**Extracted text:**
The saturated characteristics of the transistor are guaranteed at Ic/Ib = 10. Most often you'll use a bit less drive, maybe Ic/Ib = 20 unless you are very close to the limits of the transistor.

hFE is gain in an unsaturated condition (as an amplifier) with a relatively huge Vce (2V in this case). It is a poorly controlled parameter and varies a lot from part-to-part and with temperature.

You can say that you should have forced \$\beta\$ << hFE (specified at a high Vce) if you want consistent results.

Plots are only an indication of typical behavior, you need to look at the guaranteed limits for design. The plots may help you interpret the guaranteed results at intermediate operating conditions.

(Items stored from a collection)
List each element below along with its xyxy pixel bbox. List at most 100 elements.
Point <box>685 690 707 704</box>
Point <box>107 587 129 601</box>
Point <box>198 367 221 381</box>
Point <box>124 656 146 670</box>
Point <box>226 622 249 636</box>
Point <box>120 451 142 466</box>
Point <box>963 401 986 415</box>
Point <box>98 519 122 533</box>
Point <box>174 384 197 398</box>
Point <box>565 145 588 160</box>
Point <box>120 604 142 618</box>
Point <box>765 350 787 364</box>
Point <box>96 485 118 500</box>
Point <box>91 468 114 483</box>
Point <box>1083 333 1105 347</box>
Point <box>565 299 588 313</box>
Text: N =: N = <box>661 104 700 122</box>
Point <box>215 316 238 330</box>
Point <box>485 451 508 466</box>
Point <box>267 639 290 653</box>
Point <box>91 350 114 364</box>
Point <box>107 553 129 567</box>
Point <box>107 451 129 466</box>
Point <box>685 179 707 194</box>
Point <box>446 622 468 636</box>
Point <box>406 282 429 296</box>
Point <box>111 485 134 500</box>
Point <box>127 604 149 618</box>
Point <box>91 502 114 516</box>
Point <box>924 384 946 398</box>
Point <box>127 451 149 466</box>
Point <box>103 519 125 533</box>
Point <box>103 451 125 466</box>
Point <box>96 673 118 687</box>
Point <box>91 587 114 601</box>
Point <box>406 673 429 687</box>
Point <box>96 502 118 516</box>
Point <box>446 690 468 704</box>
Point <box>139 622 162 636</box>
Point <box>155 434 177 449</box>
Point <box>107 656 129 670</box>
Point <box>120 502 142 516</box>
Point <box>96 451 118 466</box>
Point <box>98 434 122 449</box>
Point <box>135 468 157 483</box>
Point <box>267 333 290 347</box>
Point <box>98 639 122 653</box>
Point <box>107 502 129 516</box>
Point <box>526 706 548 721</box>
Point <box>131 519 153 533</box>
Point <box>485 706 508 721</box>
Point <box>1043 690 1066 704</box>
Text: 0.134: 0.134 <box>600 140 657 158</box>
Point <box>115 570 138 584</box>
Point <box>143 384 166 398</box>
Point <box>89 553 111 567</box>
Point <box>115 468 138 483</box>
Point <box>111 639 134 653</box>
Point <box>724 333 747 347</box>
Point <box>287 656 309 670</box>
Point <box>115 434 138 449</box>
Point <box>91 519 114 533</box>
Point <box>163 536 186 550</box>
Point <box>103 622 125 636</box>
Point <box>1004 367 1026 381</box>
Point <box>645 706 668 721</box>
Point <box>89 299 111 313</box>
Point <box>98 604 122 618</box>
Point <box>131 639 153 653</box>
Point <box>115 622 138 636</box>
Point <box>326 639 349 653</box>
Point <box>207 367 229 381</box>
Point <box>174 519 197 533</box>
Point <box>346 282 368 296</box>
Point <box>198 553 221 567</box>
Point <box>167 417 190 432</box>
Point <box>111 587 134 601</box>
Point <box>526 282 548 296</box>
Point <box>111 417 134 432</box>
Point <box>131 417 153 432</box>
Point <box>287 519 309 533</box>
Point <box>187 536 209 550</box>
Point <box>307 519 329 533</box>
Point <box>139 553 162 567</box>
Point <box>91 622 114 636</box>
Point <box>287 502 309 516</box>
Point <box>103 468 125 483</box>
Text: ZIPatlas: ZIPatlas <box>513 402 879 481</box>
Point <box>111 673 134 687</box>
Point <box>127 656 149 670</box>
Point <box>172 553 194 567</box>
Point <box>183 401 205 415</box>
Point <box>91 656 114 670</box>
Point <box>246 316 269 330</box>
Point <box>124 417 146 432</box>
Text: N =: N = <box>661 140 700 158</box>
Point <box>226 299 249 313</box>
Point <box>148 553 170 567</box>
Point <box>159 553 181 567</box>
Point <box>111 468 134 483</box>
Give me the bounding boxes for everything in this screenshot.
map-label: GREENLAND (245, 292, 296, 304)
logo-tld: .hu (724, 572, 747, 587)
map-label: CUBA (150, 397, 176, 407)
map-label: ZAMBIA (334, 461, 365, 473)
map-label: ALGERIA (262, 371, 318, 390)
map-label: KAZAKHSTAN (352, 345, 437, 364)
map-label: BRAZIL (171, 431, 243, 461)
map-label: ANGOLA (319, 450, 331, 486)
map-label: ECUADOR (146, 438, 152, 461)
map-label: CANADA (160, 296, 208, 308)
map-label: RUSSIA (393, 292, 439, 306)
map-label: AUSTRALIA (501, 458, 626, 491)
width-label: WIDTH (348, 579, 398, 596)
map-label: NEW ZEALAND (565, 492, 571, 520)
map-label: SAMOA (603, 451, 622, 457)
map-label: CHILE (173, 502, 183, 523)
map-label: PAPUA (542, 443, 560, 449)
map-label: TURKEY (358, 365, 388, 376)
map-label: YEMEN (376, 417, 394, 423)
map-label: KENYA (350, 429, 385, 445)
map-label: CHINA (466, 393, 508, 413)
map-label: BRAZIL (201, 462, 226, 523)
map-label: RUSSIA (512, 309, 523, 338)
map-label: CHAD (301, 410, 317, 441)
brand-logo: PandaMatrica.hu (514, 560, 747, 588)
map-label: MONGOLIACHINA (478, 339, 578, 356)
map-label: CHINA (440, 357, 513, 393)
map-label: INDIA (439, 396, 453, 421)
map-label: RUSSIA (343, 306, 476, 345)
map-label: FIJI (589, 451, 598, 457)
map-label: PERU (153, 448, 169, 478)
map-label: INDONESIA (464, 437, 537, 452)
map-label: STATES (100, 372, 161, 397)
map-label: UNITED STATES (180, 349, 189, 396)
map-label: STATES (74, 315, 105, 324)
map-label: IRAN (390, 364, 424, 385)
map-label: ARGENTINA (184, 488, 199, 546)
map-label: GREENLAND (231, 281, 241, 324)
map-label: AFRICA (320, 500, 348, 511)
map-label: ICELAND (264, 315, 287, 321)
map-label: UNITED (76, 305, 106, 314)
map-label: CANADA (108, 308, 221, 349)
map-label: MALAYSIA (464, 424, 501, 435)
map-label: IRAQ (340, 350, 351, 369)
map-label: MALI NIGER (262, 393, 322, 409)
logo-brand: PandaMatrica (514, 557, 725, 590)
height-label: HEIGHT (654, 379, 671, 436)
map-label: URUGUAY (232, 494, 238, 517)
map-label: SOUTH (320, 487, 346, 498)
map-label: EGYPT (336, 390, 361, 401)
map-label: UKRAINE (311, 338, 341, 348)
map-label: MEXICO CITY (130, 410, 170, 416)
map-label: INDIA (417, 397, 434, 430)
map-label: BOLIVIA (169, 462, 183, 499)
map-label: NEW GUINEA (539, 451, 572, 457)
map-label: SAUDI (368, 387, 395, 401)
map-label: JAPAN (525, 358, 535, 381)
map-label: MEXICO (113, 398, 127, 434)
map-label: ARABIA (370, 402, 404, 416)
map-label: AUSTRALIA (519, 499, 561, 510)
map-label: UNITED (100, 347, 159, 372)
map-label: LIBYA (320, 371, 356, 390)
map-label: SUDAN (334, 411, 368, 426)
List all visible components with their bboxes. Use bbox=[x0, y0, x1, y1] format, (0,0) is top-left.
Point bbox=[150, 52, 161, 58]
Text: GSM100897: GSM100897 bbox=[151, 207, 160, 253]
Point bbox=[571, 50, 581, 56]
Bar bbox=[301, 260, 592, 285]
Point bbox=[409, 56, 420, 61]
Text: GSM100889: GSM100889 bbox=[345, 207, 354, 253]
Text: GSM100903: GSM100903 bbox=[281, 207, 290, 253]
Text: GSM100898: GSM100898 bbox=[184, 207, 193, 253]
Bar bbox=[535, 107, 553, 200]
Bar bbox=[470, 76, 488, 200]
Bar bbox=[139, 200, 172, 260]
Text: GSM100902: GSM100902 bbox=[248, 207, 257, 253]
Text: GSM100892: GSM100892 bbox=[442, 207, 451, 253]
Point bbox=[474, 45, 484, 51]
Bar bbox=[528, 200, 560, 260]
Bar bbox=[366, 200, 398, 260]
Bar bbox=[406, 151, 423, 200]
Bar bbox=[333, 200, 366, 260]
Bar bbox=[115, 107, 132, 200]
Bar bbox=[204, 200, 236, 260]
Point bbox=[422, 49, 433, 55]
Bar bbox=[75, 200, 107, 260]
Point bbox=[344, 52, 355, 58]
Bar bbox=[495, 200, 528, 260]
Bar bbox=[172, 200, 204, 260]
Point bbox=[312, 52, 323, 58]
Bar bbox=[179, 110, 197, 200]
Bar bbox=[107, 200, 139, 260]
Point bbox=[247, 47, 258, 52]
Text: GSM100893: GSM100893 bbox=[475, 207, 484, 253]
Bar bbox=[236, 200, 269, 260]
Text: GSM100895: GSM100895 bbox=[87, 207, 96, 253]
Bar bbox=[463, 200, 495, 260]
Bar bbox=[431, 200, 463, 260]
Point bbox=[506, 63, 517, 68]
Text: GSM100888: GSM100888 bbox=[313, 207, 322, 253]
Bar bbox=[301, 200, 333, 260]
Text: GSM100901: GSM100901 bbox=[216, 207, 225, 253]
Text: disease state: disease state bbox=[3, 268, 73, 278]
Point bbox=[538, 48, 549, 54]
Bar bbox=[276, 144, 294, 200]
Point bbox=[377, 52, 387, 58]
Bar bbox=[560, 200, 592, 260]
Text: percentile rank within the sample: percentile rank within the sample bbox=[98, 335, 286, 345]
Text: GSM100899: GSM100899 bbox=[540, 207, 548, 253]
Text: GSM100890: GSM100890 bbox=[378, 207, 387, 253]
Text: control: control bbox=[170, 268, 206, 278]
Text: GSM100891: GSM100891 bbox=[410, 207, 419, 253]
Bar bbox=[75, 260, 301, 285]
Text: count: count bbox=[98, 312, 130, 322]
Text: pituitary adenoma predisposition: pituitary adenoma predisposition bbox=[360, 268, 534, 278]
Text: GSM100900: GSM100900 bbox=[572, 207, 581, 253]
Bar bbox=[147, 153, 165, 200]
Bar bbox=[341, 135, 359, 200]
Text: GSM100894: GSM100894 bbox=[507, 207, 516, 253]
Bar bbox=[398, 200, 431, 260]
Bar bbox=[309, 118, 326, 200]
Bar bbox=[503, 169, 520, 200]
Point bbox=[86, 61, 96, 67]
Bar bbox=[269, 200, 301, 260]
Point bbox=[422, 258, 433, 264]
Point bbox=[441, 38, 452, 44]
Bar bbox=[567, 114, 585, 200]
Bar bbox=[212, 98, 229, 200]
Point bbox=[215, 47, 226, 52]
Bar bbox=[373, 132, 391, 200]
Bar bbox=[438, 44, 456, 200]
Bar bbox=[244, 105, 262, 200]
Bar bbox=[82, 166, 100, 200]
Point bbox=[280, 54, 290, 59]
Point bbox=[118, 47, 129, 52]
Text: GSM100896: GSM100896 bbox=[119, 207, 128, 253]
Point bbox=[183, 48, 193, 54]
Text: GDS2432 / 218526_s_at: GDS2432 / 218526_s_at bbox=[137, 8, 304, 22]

**Challenge A:** In the text on transistor saturation, at what Ic/Ib ratio are the saturated characteristics of the transistor guaranteed?
**Challenge B:** Select each line of the records that contains the string "BRAZIL", matching case exactly.

**Exercise solution A:** Ic/Ib = 10

**Exercise solution B:**
map-label: BRAZIL (171, 431, 243, 461)
map-label: BRAZIL (201, 462, 226, 523)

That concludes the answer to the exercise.